YOUR OBJECTIVE
Make an exact copy of all the entries below, with the pictures left out.

>> Begin EXERCISE INPUT

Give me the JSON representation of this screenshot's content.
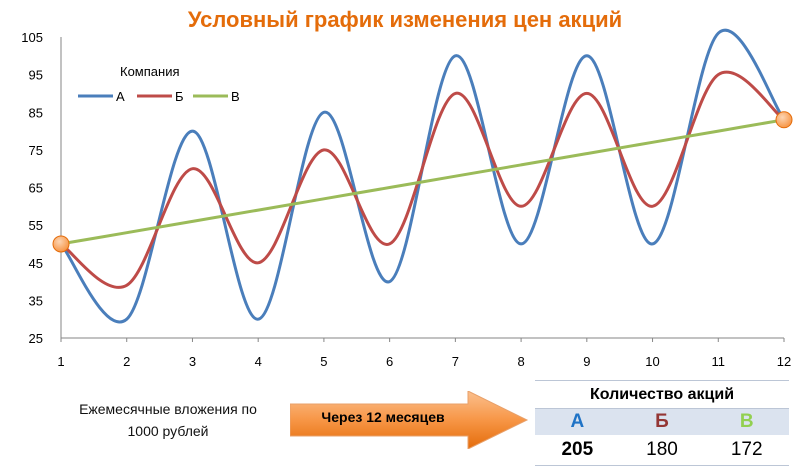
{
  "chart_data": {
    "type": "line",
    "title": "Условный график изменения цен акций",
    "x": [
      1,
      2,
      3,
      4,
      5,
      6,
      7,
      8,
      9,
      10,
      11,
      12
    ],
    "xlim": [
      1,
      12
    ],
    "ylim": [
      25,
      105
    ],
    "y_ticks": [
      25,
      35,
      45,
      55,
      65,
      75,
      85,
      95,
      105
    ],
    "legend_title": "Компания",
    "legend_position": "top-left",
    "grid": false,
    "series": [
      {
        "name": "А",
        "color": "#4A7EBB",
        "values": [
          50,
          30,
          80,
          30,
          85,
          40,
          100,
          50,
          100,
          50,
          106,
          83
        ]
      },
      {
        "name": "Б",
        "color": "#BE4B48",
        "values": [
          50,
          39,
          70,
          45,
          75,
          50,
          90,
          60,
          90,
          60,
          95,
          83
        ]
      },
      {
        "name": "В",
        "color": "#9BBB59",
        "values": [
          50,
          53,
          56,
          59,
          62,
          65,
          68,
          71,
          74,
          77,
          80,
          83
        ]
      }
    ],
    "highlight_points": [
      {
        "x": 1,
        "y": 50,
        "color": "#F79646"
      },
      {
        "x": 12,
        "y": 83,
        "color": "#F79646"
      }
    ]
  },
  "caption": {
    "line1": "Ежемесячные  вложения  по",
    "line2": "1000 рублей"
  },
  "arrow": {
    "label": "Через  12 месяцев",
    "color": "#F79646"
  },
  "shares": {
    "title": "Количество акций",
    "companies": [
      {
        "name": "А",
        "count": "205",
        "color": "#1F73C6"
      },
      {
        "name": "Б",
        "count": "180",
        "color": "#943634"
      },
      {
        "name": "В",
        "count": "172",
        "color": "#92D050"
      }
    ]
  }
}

>> End EXERCISE INPUT

RESPONSE BELOW
Give me the JSON representation of this screenshot's content.
{
  "chart_data": {
    "type": "line",
    "title": "Условный график изменения цен акций",
    "x": [
      1,
      2,
      3,
      4,
      5,
      6,
      7,
      8,
      9,
      10,
      11,
      12
    ],
    "xlim": [
      1,
      12
    ],
    "ylim": [
      25,
      105
    ],
    "y_ticks": [
      25,
      35,
      45,
      55,
      65,
      75,
      85,
      95,
      105
    ],
    "legend_title": "Компания",
    "legend_position": "top-left",
    "grid": false,
    "series": [
      {
        "name": "А",
        "color": "#4A7EBB",
        "values": [
          50,
          30,
          80,
          30,
          85,
          40,
          100,
          50,
          100,
          50,
          106,
          83
        ]
      },
      {
        "name": "Б",
        "color": "#BE4B48",
        "values": [
          50,
          39,
          70,
          45,
          75,
          50,
          90,
          60,
          90,
          60,
          95,
          83
        ]
      },
      {
        "name": "В",
        "color": "#9BBB59",
        "values": [
          50,
          53,
          56,
          59,
          62,
          65,
          68,
          71,
          74,
          77,
          80,
          83
        ]
      }
    ],
    "highlight_points": [
      {
        "x": 1,
        "y": 50,
        "color": "#F79646"
      },
      {
        "x": 12,
        "y": 83,
        "color": "#F79646"
      }
    ]
  },
  "caption": {
    "line1": "Ежемесячные  вложения  по",
    "line2": "1000 рублей"
  },
  "arrow": {
    "label": "Через  12 месяцев",
    "color": "#F79646"
  },
  "shares": {
    "title": "Количество акций",
    "companies": [
      {
        "name": "А",
        "count": "205",
        "color": "#1F73C6"
      },
      {
        "name": "Б",
        "count": "180",
        "color": "#943634"
      },
      {
        "name": "В",
        "count": "172",
        "color": "#92D050"
      }
    ]
  }
}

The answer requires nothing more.